* [WHAT TO WORK ON] The records underneath are to be printed in full and exactly, with no pictures carried over.

* [PROVIDED DATA]

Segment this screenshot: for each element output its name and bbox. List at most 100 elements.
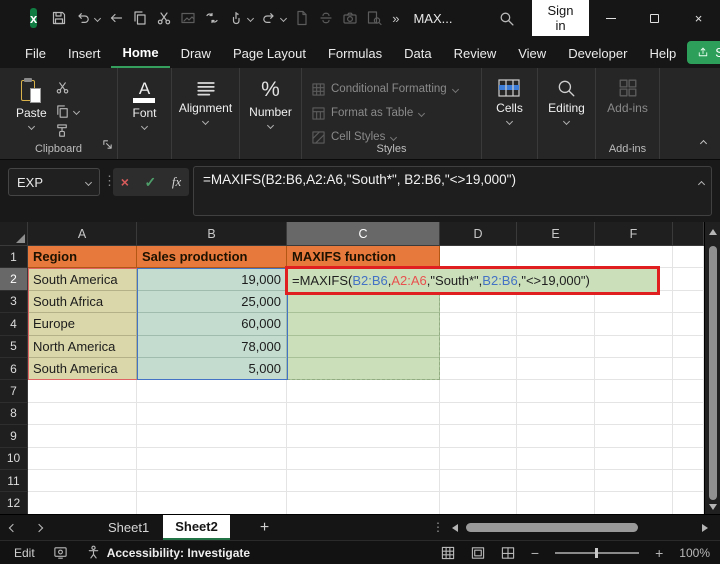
- cell-A2[interactable]: South America: [28, 268, 137, 290]
- formula-bar-collapse-icon[interactable]: [699, 174, 704, 192]
- tab-home[interactable]: Home: [111, 37, 169, 68]
- cell-F8[interactable]: [595, 403, 673, 425]
- redo-icon[interactable]: [257, 6, 281, 30]
- cell-F1[interactable]: [595, 246, 673, 268]
- cancel-formula-icon[interactable]: ×: [121, 174, 129, 190]
- cell-A12[interactable]: [28, 492, 137, 514]
- touch-mode-icon[interactable]: [224, 6, 248, 30]
- tab-formulas[interactable]: Formulas: [317, 38, 393, 67]
- cell-D1[interactable]: [440, 246, 517, 268]
- cell-F10[interactable]: [595, 448, 673, 470]
- close-button[interactable]: ×: [677, 0, 720, 36]
- cell-A5[interactable]: North America: [28, 336, 137, 358]
- sheet-tab-sheet1[interactable]: Sheet1: [94, 515, 163, 541]
- zoom-level[interactable]: 100%: [679, 546, 710, 560]
- row-header-1[interactable]: 1: [0, 246, 28, 268]
- cell-G8[interactable]: [673, 403, 704, 425]
- sheet-nav-back-icon[interactable]: [0, 525, 26, 531]
- cell-C1[interactable]: MAXIFS function: [287, 246, 440, 268]
- zoom-in-button[interactable]: +: [655, 545, 663, 561]
- scroll-down-icon[interactable]: [709, 504, 717, 510]
- cell-E1[interactable]: [517, 246, 595, 268]
- cell-G1[interactable]: [673, 246, 704, 268]
- cell-A7[interactable]: [28, 380, 137, 402]
- name-box[interactable]: EXP: [8, 168, 100, 196]
- cell-mode-indicator[interactable]: Edit: [14, 546, 35, 560]
- cell-E7[interactable]: [517, 380, 595, 402]
- share-button[interactable]: Share: [687, 41, 720, 64]
- column-header-e[interactable]: E: [517, 222, 595, 246]
- tab-file[interactable]: File: [14, 38, 57, 67]
- add-sheet-button[interactable]: +: [260, 519, 269, 537]
- cell-G9[interactable]: [673, 425, 704, 447]
- cell-B6[interactable]: 5,000: [137, 358, 287, 380]
- cell-A8[interactable]: [28, 403, 137, 425]
- cell-A4[interactable]: Europe: [28, 313, 137, 335]
- maximize-button[interactable]: [633, 0, 677, 36]
- row-header-10[interactable]: 10: [0, 448, 28, 470]
- font-button[interactable]: A Font: [132, 78, 156, 129]
- column-header-a[interactable]: A: [28, 222, 137, 246]
- tab-review[interactable]: Review: [443, 38, 508, 67]
- zoom-slider[interactable]: [555, 552, 639, 554]
- cell-D9[interactable]: [440, 425, 517, 447]
- cell-D10[interactable]: [440, 448, 517, 470]
- cell-E8[interactable]: [517, 403, 595, 425]
- cut-button[interactable]: [55, 80, 79, 100]
- copy-button[interactable]: [55, 104, 79, 119]
- cell-F7[interactable]: [595, 380, 673, 402]
- page-break-view-icon[interactable]: [501, 546, 515, 560]
- cell-E3[interactable]: [517, 291, 595, 313]
- cell-F3[interactable]: [595, 291, 673, 313]
- cell-D5[interactable]: [440, 336, 517, 358]
- cell-C10[interactable]: [287, 448, 440, 470]
- cell-G6[interactable]: [673, 358, 704, 380]
- cell-C8[interactable]: [287, 403, 440, 425]
- paste-button[interactable]: Paste: [16, 78, 47, 129]
- row-header-9[interactable]: 9: [0, 425, 28, 447]
- more-commands-icon[interactable]: »: [392, 11, 399, 26]
- save-icon[interactable]: [47, 6, 71, 30]
- cell-B3[interactable]: 25,000: [137, 291, 287, 313]
- sheet-nav-forward-icon[interactable]: [26, 525, 52, 531]
- zoom-out-button[interactable]: −: [531, 545, 539, 561]
- cells-button[interactable]: Cells: [496, 78, 523, 124]
- format-painter-button[interactable]: [55, 123, 79, 143]
- cell-D3[interactable]: [440, 291, 517, 313]
- cell-B7[interactable]: [137, 380, 287, 402]
- cell-B4[interactable]: 60,000: [137, 313, 287, 335]
- formula-input[interactable]: =MAXIFS(B2:B6,A2:A6,"South*", B2:B6,"<>1…: [193, 166, 712, 216]
- editing-button[interactable]: Editing: [548, 78, 585, 124]
- cell-B5[interactable]: 78,000: [137, 336, 287, 358]
- normal-view-icon[interactable]: [441, 546, 455, 560]
- cell-E11[interactable]: [517, 470, 595, 492]
- name-box-dropdown-icon[interactable]: [85, 178, 92, 185]
- sheet-tab-sheet2[interactable]: Sheet2: [163, 515, 230, 541]
- undo-dropdown-icon[interactable]: [94, 14, 101, 21]
- cell-E10[interactable]: [517, 448, 595, 470]
- cell-C9[interactable]: [287, 425, 440, 447]
- row-header-6[interactable]: 6: [0, 358, 28, 380]
- accessibility-status[interactable]: Accessibility: Investigate: [107, 546, 250, 560]
- cell-B11[interactable]: [137, 470, 287, 492]
- clipboard-dialog-launcher-icon[interactable]: [102, 137, 113, 155]
- cell-C11[interactable]: [287, 470, 440, 492]
- undo-icon[interactable]: [71, 6, 95, 30]
- cell-A10[interactable]: [28, 448, 137, 470]
- insert-function-icon[interactable]: fx: [172, 174, 181, 190]
- row-header-5[interactable]: 5: [0, 336, 28, 358]
- find-replace-icon[interactable]: [200, 6, 224, 30]
- cell-B2[interactable]: 19,000: [137, 268, 287, 290]
- search-icon[interactable]: [494, 6, 518, 30]
- cell-F5[interactable]: [595, 336, 673, 358]
- cell-E6[interactable]: [517, 358, 595, 380]
- cell-D7[interactable]: [440, 380, 517, 402]
- number-button[interactable]: % Number: [249, 78, 292, 128]
- cell-B10[interactable]: [137, 448, 287, 470]
- select-all-corner[interactable]: [0, 222, 28, 246]
- cell-G10[interactable]: [673, 448, 704, 470]
- cell-E12[interactable]: [517, 492, 595, 514]
- tab-help[interactable]: Help: [638, 38, 687, 67]
- cell-F11[interactable]: [595, 470, 673, 492]
- cell-D12[interactable]: [440, 492, 517, 514]
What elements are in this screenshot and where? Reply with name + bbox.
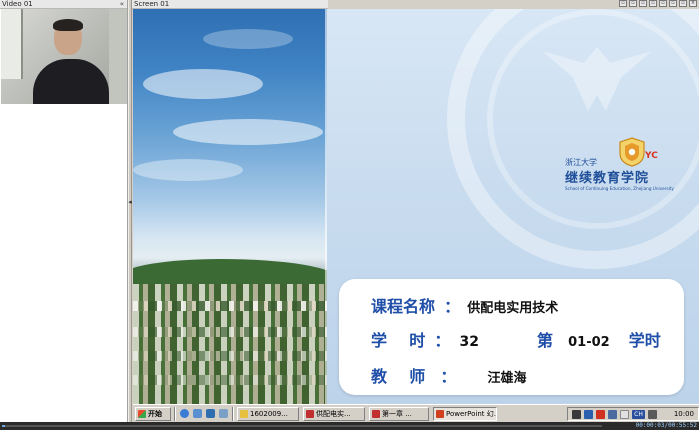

* [PROBLEM SOLUTION]
Segment this screenshot: for each element output its name and bbox. List at most 100 elements.
- cell-A2[interactable]: South America: [28, 268, 137, 290]
- formula-bar-collapse-icon[interactable]: [699, 174, 704, 192]
- tab-home[interactable]: Home: [111, 37, 169, 68]
- cell-F8[interactable]: [595, 403, 673, 425]
- redo-icon[interactable]: [257, 6, 281, 30]
- cell-F1[interactable]: [595, 246, 673, 268]
- cancel-formula-icon[interactable]: ×: [121, 174, 129, 190]
- cell-A12[interactable]: [28, 492, 137, 514]
- touch-mode-icon[interactable]: [224, 6, 248, 30]
- tab-formulas[interactable]: Formulas: [317, 38, 393, 67]
- cell-D1[interactable]: [440, 246, 517, 268]
- cell-F10[interactable]: [595, 448, 673, 470]
- close-button[interactable]: ×: [677, 0, 720, 36]
- cell-A5[interactable]: North America: [28, 336, 137, 358]
- sheet-tab-sheet1[interactable]: Sheet1: [94, 515, 163, 541]
- zoom-level[interactable]: 100%: [679, 546, 710, 560]
- row-header-1[interactable]: 1: [0, 246, 28, 268]
- cell-G8[interactable]: [673, 403, 704, 425]
- sheet-nav-back-icon[interactable]: [0, 525, 26, 531]
- cell-C1[interactable]: MAXIFS function: [287, 246, 440, 268]
- zoom-in-button[interactable]: +: [655, 545, 663, 561]
- scroll-down-icon[interactable]: [709, 504, 717, 510]
- cell-E1[interactable]: [517, 246, 595, 268]
- cell-G1[interactable]: [673, 246, 704, 268]
- cell-A7[interactable]: [28, 380, 137, 402]
- name-box[interactable]: EXP: [8, 168, 100, 196]
- cell-mode-indicator[interactable]: Edit: [14, 546, 35, 560]
- cell-E7[interactable]: [517, 380, 595, 402]
- share-button[interactable]: Share: [687, 41, 720, 64]
- column-header-e[interactable]: E: [517, 222, 595, 246]
- tab-file[interactable]: File: [14, 38, 57, 67]
- add-sheet-button[interactable]: +: [260, 519, 269, 537]
- cell-G9[interactable]: [673, 425, 704, 447]
- cell-B6[interactable]: 5,000: [137, 358, 287, 380]
- cell-A8[interactable]: [28, 403, 137, 425]
- cell-A4[interactable]: Europe: [28, 313, 137, 335]
- maximize-button[interactable]: [633, 0, 677, 36]
- row-header-10[interactable]: 10: [0, 448, 28, 470]
- font-button[interactable]: A Font: [132, 78, 156, 129]
- column-header-a[interactable]: A: [28, 222, 137, 246]
- tab-review[interactable]: Review: [443, 38, 508, 67]
- zoom-slider[interactable]: [555, 552, 639, 554]
- cell-D9[interactable]: [440, 425, 517, 447]
- cell-D10[interactable]: [440, 448, 517, 470]
- cell-E8[interactable]: [517, 403, 595, 425]
- cut-button[interactable]: [55, 80, 79, 100]
- copy-button[interactable]: [55, 104, 79, 119]
- cell-F7[interactable]: [595, 380, 673, 402]
- page-break-view-icon[interactable]: [501, 546, 515, 560]
- cell-E3[interactable]: [517, 291, 595, 313]
- cell-F3[interactable]: [595, 291, 673, 313]
- cell-D5[interactable]: [440, 336, 517, 358]
- cell-C10[interactable]: [287, 448, 440, 470]
- cell-G6[interactable]: [673, 358, 704, 380]
- cell-C8[interactable]: [287, 403, 440, 425]
- paste-button[interactable]: Paste: [16, 78, 47, 129]
- row-header-9[interactable]: 9: [0, 425, 28, 447]
- more-commands-icon[interactable]: »: [392, 11, 399, 26]
- save-icon[interactable]: [47, 6, 71, 30]
- cell-B3[interactable]: 25,000: [137, 291, 287, 313]
- sheet-nav-forward-icon[interactable]: [26, 525, 52, 531]
- zoom-out-button[interactable]: −: [531, 545, 539, 561]
- cells-button[interactable]: Cells: [496, 78, 523, 124]
- format-painter-button[interactable]: [55, 123, 79, 143]
- cell-D3[interactable]: [440, 291, 517, 313]
- cell-B7[interactable]: [137, 380, 287, 402]
- cell-B4[interactable]: 60,000: [137, 313, 287, 335]
- formula-input[interactable]: =MAXIFS(B2:B6,A2:A6,"South*", B2:B6,"<>1…: [193, 166, 712, 216]
- editing-button[interactable]: Editing: [548, 78, 585, 124]
- cell-B5[interactable]: 78,000: [137, 336, 287, 358]
- normal-view-icon[interactable]: [441, 546, 455, 560]
- cell-E11[interactable]: [517, 470, 595, 492]
- name-box-dropdown-icon[interactable]: [85, 178, 92, 185]
- sheet-tab-sheet2[interactable]: Sheet2: [163, 515, 230, 541]
- undo-dropdown-icon[interactable]: [94, 14, 101, 21]
- cell-E10[interactable]: [517, 448, 595, 470]
- cell-C9[interactable]: [287, 425, 440, 447]
- row-header-6[interactable]: 6: [0, 358, 28, 380]
- accessibility-status[interactable]: Accessibility: Investigate: [107, 546, 250, 560]
- cell-B11[interactable]: [137, 470, 287, 492]
- clipboard-dialog-launcher-icon[interactable]: [102, 137, 113, 155]
- cell-C11[interactable]: [287, 470, 440, 492]
- undo-icon[interactable]: [71, 6, 95, 30]
- cell-A10[interactable]: [28, 448, 137, 470]
- insert-function-icon[interactable]: fx: [172, 174, 181, 190]
- row-header-5[interactable]: 5: [0, 336, 28, 358]
- find-replace-icon[interactable]: [200, 6, 224, 30]
- cell-B2[interactable]: 19,000: [137, 268, 287, 290]
- search-icon[interactable]: [494, 6, 518, 30]
- cell-F5[interactable]: [595, 336, 673, 358]
- cell-E6[interactable]: [517, 358, 595, 380]
- cell-D7[interactable]: [440, 380, 517, 402]
- number-button[interactable]: % Number: [249, 78, 292, 128]
- cell-B10[interactable]: [137, 448, 287, 470]
- select-all-corner[interactable]: [0, 222, 28, 246]
- cell-G10[interactable]: [673, 448, 704, 470]
- cell-E12[interactable]: [517, 492, 595, 514]
- tab-help[interactable]: Help: [638, 38, 687, 67]
- cell-F11[interactable]: [595, 470, 673, 492]
- cell-D12[interactable]: [440, 492, 517, 514]
What elements are in this screenshot and where? Reply with name + bbox.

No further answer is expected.